» **Data in this exercise**
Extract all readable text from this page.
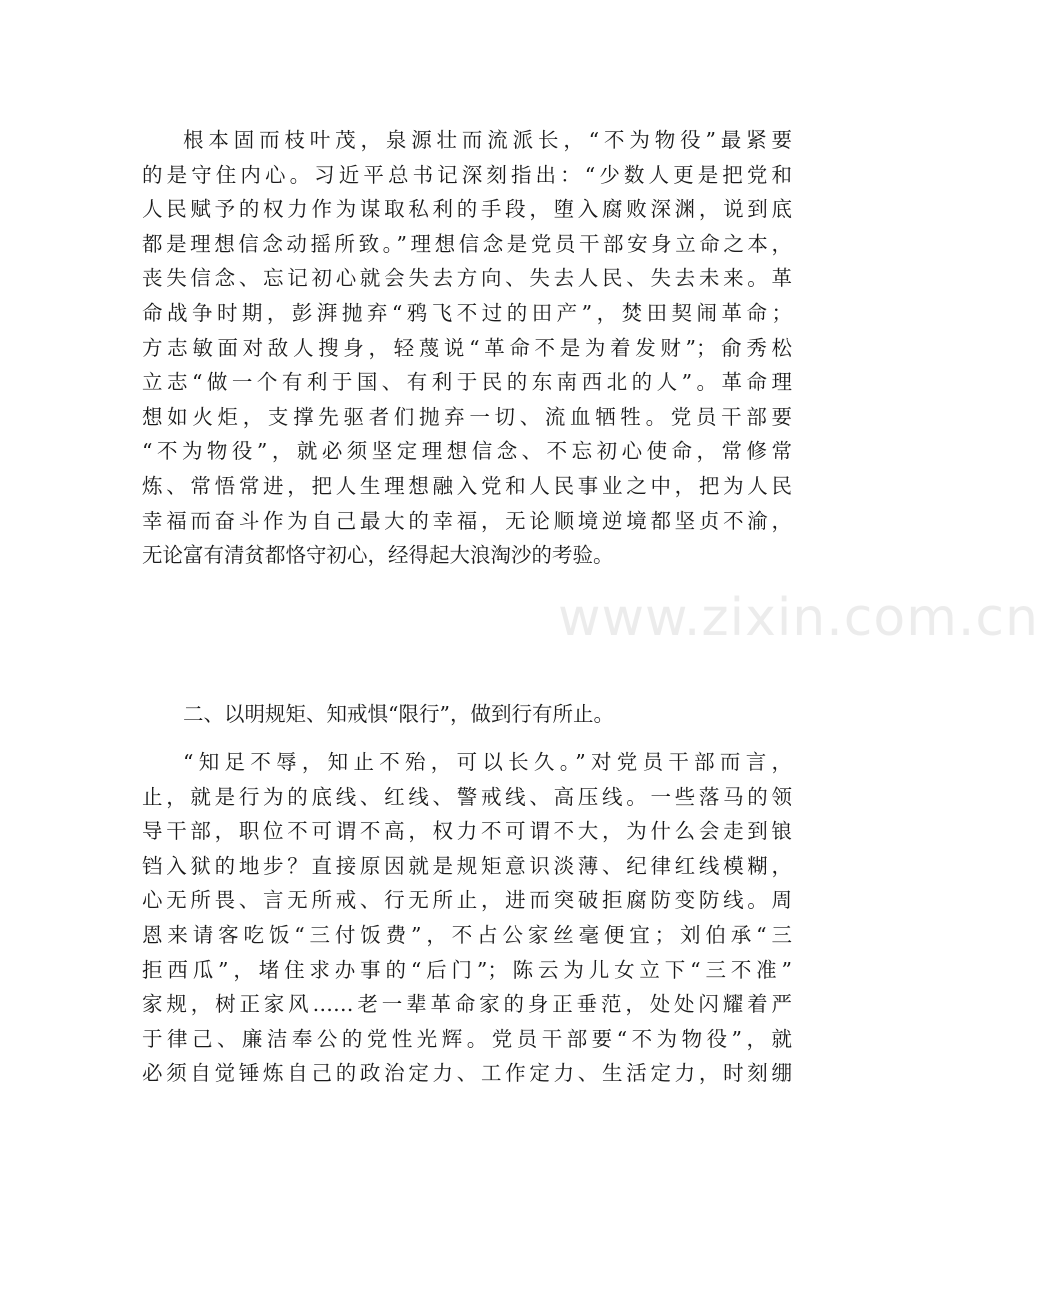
根本固而枝叶茂，泉源壮而流派长，“不为物役”最紧要
的是守住内心。习近平总书记深刻指出：“少数人更是把党和
人民赋予的权力作为谋取私利的手段，堕入腐败深渊，说到底
都是理想信念动摇所致。”理想信念是党员干部安身立命之本，
丧失信念、忘记初心就会失去方向、失去人民、失去未来。革
命战争时期，彭湃抛弃“鸦飞不过的田产”，焚田契闹革命；
方志敏面对敌人搜身，轻蔑说“革命不是为着发财”；俞秀松
立志“做一个有利于国、有利于民的东南西北的人”。革命理
想如火炬，支撑先驱者们抛弃一切、流血牺牲。党员干部要
“不为物役”，就必须坚定理想信念、不忘初心使命，常修常
炼、常悟常进，把人生理想融入党和人民事业之中，把为人民
幸福而奋斗作为自己最大的幸福，无论顺境逆境都坚贞不渝，
无论富有清贫都恪守初心，经得起大浪淘沙的考验。
二、以明规矩、知戒惧“限行”，做到行有所止。
“知足不辱，知止不殆，可以长久。”对党员干部而言，
止，就是行为的底线、红线、警戒线、高压线。一些落马的领
导干部，职位不可谓不高，权力不可谓不大，为什么会走到锒
铛入狱的地步？直接原因就是规矩意识淡薄、纪律红线模糊，
心无所畏、言无所戒、行无所止，进而突破拒腐防变防线。周
恩来请客吃饭“三付饭费”，不占公家丝毫便宜；刘伯承“三
拒西瓜”，堵住求办事的“后门”；陈云为儿女立下“三不准”
家规，树正家风……老一辈革命家的身正垂范，处处闪耀着严
于律己、廉洁奉公的党性光辉。党员干部要“不为物役”，就
必须自觉锤炼自己的政治定力、工作定力、生活定力，时刻绷
www.zixin.com.cn
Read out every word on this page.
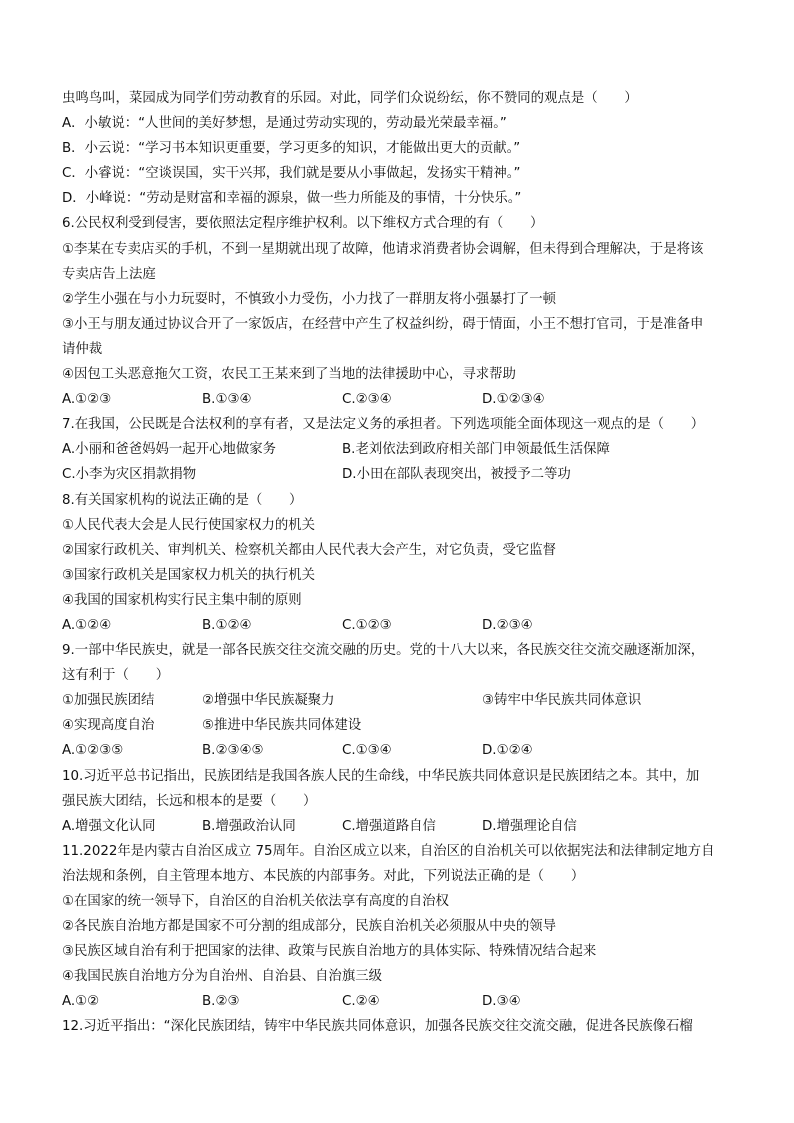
虫鸣鸟叫，菜园成为同学们劳动教育的乐园。对此，同学们众说纷纭，你不赞同的观点是（　　）
A．小敏说：“人世间的美好梦想，是通过劳动实现的，劳动最光荣最幸福。”
B．小云说：“学习书本知识更重要，学习更多的知识，才能做出更大的贡献。”
C．小睿说：“空谈误国，实干兴邦，我们就是要从小事做起，发扬实干精神。”
D．小峰说：“劳动是财富和幸福的源泉，做一些力所能及的事情，十分快乐。”
6.公民权利受到侵害，要依照法定程序维护权利。以下维权方式合理的有（　　）
①李某在专卖店买的手机，不到一星期就出现了故障，他请求消费者协会调解，但未得到合理解决，于是将该
专卖店告上法庭
②学生小强在与小力玩耍时，不慎致小力受伤，小力找了一群朋友将小强暴打了一顿
③小王与朋友通过协议合开了一家饭店，在经营中产生了权益纠纷，碍于情面，小王不想打官司，于是准备申
请仲裁
④因包工头恶意拖欠工资，农民工王某来到了当地的法律援助中心，寻求帮助
A.①②③	B.①③④	C.②③④	D.①②③④
7.在我国，公民既是合法权利的享有者，又是法定义务的承担者。下列选项能全面体现这一观点的是（　　）
A.小丽和爸爸妈妈一起开心地做家务	B.老刘依法到政府相关部门申领最低生活保障
C.小李为灾区捐款捐物	D.小田在部队表现突出，被授予二等功
8.有关国家机构的说法正确的是（　　）
①人民代表大会是人民行使国家权力的机关
②国家行政机关、审判机关、检察机关都由人民代表大会产生，对它负责，受它监督
③国家行政机关是国家权力机关的执行机关
④我国的国家机构实行民主集中制的原则
A.①②④	B.①②④	C.①②③	D.②③④
9.一部中华民族史，就是一部各民族交往交流交融的历史。党的十八大以来，各民族交往交流交融逐渐加深，
这有利于（　　）
①加强民族团结	②增强中华民族凝聚力	③铸牢中华民族共同体意识
④实现高度自治	⑤推进中华民族共同体建设
A.①②③⑤	B.②③④⑤	C.①③④	D.①②④
10.习近平总书记指出，民族团结是我国各族人民的生命线，中华民族共同体意识是民族团结之本。其中，加
强民族大团结，长远和根本的是要（　　）
A.增强文化认同	B.增强政治认同	C.增强道路自信	D.增强理论自信
11.2022年是内蒙古自治区成立 75周年。自治区成立以来，自治区的自治机关可以依据宪法和法律制定地方自
治法规和条例，自主管理本地方、本民族的内部事务。对此，下列说法正确的是（　　）
①在国家的统一领导下，自治区的自治机关依法享有高度的自治权
②各民族自治地方都是国家不可分割的组成部分，民族自治机关必须服从中央的领导
③民族区域自治有利于把国家的法律、政策与民族自治地方的具体实际、特殊情况结合起来
④我国民族自治地方分为自治州、自治县、自治旗三级
A.①②	B.②③	C.②④	D.③④
12.习近平指出：“深化民族团结，铸牢中华民族共同体意识，加强各民族交往交流交融，促进各民族像石榴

» **Written instruction**
The answer is a single number: how many lines include the word "不为物役"?

» **Output**
3